Theodora Friscia, a retired nurse, is one of those helped by the Mennonites. Her tiny 1920s bungalow in Midland Beach was nearly destroyed.

“It was an absolute shell,” she said. “I lost everything. Twelve feet of water we had here. I would have had to hire privately and it would have eaten up my pension. And that money I needed to save for when I’m 80 years old. I have no one to fall back on.”

Winston Penner, 72, of Manitoba, Canada, was one of the long-term volunteers who helped fix Ms. Friscia’s home. He worked on her plumbing and electrical work, and replaced the house’s siding.

“I’m not saying we work harder than any other carpenters, but when people are grateful like Thea, it makes it more rewarding,” Mr. Penner said. “It’s just for the joy of helping people out who are in need.”

Supplied data:
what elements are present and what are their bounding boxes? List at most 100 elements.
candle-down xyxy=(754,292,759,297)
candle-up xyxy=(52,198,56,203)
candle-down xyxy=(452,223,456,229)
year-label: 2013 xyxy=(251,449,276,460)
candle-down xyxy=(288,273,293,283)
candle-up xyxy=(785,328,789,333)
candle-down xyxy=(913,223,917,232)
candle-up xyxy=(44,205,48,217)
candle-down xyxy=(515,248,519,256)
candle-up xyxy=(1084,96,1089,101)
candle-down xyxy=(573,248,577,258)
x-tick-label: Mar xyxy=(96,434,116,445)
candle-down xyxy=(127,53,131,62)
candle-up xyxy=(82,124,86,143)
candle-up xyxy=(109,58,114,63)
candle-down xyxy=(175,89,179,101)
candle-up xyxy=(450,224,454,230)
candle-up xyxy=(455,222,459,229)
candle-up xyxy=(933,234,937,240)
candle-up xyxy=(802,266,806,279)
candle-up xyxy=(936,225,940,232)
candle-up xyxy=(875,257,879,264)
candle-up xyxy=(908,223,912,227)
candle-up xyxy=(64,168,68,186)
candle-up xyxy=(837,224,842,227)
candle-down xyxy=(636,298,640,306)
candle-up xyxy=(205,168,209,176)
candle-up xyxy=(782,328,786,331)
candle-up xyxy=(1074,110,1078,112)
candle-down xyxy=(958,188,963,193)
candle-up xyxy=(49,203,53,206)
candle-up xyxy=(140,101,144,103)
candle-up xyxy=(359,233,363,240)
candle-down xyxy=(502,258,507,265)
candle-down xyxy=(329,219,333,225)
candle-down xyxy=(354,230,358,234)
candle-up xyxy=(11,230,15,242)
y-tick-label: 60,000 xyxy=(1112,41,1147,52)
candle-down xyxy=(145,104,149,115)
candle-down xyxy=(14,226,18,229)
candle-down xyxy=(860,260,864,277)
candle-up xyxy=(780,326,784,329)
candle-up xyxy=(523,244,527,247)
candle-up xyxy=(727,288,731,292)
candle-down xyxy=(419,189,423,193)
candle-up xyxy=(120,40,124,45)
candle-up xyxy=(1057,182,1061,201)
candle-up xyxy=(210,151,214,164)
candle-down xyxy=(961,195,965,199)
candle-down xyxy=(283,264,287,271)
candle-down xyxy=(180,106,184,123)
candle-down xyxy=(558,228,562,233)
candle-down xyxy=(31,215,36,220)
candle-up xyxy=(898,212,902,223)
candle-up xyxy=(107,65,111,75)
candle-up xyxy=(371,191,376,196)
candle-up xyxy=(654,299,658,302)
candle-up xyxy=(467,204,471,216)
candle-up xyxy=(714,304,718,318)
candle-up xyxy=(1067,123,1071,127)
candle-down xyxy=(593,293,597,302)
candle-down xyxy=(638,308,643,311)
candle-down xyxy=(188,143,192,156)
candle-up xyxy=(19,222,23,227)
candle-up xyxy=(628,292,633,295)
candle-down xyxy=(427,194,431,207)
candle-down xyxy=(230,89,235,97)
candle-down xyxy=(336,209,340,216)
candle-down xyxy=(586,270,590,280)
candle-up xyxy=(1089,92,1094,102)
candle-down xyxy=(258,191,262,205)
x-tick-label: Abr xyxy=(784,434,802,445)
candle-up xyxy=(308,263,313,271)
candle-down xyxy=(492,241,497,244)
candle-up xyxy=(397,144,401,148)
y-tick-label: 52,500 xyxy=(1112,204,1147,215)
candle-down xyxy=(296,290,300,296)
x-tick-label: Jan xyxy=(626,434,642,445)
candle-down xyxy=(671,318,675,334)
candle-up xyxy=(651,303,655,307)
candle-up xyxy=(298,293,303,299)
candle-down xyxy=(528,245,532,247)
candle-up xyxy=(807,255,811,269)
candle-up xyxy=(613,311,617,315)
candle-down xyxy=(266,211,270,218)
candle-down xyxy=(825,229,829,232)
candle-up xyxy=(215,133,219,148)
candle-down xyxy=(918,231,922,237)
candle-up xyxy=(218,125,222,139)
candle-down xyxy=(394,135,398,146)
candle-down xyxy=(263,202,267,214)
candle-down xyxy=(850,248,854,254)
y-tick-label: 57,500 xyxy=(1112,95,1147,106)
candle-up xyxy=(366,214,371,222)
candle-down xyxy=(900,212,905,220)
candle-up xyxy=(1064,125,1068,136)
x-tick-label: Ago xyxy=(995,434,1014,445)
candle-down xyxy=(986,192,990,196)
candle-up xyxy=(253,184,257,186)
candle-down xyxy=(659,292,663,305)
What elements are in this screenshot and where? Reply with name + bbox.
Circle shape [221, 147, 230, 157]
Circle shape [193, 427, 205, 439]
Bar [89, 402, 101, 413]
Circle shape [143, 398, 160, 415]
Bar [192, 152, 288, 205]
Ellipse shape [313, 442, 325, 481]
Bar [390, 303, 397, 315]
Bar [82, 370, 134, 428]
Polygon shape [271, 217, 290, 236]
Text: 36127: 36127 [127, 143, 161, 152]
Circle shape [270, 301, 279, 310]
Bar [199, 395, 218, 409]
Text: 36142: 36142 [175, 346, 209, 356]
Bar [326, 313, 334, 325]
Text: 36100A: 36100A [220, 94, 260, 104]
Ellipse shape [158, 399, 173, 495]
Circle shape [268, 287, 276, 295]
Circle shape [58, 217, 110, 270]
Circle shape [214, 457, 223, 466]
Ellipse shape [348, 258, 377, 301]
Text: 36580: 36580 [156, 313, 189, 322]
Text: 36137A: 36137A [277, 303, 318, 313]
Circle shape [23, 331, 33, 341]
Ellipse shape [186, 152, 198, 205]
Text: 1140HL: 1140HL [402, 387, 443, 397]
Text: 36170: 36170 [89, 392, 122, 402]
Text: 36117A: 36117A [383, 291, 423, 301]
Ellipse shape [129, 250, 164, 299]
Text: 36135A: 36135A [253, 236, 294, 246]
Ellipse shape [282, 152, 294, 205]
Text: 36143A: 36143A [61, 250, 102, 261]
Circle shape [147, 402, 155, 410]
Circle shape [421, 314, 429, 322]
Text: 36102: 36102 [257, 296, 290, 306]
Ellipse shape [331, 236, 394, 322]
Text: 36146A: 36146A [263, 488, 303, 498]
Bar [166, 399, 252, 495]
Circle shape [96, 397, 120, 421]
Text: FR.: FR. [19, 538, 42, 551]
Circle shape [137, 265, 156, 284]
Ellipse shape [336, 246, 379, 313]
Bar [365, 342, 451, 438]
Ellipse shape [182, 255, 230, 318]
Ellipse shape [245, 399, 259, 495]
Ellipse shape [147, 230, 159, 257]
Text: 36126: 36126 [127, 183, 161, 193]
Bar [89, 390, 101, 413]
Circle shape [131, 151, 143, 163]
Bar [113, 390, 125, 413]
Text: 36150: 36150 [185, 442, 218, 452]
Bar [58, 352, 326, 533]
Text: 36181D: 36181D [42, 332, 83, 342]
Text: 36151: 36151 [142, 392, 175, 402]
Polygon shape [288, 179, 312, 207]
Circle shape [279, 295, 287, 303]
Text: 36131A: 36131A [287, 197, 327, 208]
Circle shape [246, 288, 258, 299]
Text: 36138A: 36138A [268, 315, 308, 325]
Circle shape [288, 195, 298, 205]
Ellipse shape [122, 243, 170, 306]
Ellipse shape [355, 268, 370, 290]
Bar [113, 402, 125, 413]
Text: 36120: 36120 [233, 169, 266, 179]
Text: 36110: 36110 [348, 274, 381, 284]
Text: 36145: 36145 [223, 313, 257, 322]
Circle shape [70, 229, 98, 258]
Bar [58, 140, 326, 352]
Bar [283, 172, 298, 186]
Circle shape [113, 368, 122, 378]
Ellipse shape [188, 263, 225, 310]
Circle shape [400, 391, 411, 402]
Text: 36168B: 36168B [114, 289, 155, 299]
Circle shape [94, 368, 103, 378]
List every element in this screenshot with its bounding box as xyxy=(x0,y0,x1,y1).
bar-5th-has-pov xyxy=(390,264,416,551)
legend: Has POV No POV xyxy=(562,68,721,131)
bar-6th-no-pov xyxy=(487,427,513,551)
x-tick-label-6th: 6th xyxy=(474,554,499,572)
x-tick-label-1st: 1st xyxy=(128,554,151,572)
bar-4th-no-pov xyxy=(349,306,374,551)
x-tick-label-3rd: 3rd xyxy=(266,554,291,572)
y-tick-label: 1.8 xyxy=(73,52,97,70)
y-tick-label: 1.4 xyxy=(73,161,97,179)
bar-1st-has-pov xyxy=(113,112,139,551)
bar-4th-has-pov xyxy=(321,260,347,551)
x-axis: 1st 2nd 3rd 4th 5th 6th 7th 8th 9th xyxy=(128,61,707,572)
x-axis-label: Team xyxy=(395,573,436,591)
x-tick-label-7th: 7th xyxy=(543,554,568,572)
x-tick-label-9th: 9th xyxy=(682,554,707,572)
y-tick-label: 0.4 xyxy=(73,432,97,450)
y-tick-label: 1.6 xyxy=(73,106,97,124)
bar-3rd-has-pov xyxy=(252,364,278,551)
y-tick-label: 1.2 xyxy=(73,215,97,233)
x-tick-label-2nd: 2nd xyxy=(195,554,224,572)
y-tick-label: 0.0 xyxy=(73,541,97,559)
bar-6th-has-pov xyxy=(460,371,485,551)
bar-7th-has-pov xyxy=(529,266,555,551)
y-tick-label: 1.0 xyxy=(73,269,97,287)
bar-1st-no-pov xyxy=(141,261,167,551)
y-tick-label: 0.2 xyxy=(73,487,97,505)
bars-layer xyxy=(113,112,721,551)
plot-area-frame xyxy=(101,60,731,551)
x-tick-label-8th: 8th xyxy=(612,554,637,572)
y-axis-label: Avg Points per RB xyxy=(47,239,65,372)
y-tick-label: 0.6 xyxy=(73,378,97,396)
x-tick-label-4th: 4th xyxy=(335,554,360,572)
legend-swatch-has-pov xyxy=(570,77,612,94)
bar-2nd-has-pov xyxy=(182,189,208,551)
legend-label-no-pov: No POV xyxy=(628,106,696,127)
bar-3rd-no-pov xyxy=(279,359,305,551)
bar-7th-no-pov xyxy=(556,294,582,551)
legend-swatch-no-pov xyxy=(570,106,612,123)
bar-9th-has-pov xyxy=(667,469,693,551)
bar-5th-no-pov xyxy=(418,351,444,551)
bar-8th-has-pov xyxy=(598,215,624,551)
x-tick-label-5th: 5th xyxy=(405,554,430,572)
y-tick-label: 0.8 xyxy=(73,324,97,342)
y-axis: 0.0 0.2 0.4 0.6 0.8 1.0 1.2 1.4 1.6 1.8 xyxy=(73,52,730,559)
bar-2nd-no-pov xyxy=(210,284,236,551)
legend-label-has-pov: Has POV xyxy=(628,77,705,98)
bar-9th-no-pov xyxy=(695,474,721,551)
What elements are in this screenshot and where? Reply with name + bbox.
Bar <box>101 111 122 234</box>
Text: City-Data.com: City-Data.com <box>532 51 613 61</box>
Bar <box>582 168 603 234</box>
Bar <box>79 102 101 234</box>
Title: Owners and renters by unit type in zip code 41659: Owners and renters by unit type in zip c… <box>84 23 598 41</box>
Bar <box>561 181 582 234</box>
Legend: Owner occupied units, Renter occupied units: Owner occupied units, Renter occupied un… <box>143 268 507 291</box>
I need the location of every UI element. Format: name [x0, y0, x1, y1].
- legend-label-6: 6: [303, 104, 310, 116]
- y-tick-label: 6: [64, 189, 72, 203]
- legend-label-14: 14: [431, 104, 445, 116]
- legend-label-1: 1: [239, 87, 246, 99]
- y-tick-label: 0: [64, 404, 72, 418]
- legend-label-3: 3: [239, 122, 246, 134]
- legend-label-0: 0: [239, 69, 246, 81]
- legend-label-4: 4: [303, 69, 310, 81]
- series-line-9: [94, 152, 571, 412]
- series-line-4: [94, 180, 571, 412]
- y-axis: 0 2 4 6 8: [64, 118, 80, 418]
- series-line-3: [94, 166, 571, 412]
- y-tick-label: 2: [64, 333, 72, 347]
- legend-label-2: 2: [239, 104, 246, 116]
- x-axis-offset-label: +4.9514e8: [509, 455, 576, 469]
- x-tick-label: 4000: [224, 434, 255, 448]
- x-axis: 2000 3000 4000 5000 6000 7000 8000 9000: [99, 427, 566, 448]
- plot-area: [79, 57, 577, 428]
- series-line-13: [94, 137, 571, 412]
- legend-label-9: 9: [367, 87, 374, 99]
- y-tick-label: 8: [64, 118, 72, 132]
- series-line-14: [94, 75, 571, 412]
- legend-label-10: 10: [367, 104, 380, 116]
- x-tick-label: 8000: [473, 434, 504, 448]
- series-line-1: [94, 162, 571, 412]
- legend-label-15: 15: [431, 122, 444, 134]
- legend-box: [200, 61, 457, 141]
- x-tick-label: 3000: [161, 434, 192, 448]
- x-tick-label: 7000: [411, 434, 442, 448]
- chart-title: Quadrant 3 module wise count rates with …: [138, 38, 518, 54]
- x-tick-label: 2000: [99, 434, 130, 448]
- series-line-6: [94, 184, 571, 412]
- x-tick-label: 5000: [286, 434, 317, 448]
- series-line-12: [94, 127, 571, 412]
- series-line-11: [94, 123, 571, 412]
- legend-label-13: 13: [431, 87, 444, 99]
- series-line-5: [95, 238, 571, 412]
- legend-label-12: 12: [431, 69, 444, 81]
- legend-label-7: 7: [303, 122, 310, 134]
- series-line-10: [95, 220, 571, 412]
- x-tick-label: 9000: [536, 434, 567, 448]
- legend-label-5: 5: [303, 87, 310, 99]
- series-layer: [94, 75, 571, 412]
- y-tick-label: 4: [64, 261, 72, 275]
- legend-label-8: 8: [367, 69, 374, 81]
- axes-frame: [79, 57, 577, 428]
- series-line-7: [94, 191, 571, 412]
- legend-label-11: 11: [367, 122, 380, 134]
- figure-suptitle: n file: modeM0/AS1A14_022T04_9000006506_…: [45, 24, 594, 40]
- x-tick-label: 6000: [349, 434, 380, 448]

What is needed: Extend the article about Mennonite volunteers repairing Theodora Friscia's flood-damaged bungalow in Midland Beach, picking up right after Mr. Penner's quote.

Written reply:
During the warm months, the Pennsylvania volunteers who live on farms have mostly stayed home to tend the fields, but the temporary housing has allowed more modern Mennonites, not tied to the fields, to come in from farther away. When this year’s harvest is in, around the anniversary of Hurricane Sandy, more Amish and Old Order Mennonites will rejoin the rebuilding efforts. This time, they will have a place to stay.

The disaster service has committed to fixing 50 more homes on Staten Island before April. Beyond that, Mr. Smith said he did not see the Mennonites leaving New York anytime soon.

“Long term, you’re looking at anywhere between two to five years here,” he said. “And it doesn’t begin to cover it all. We get more calls every day.”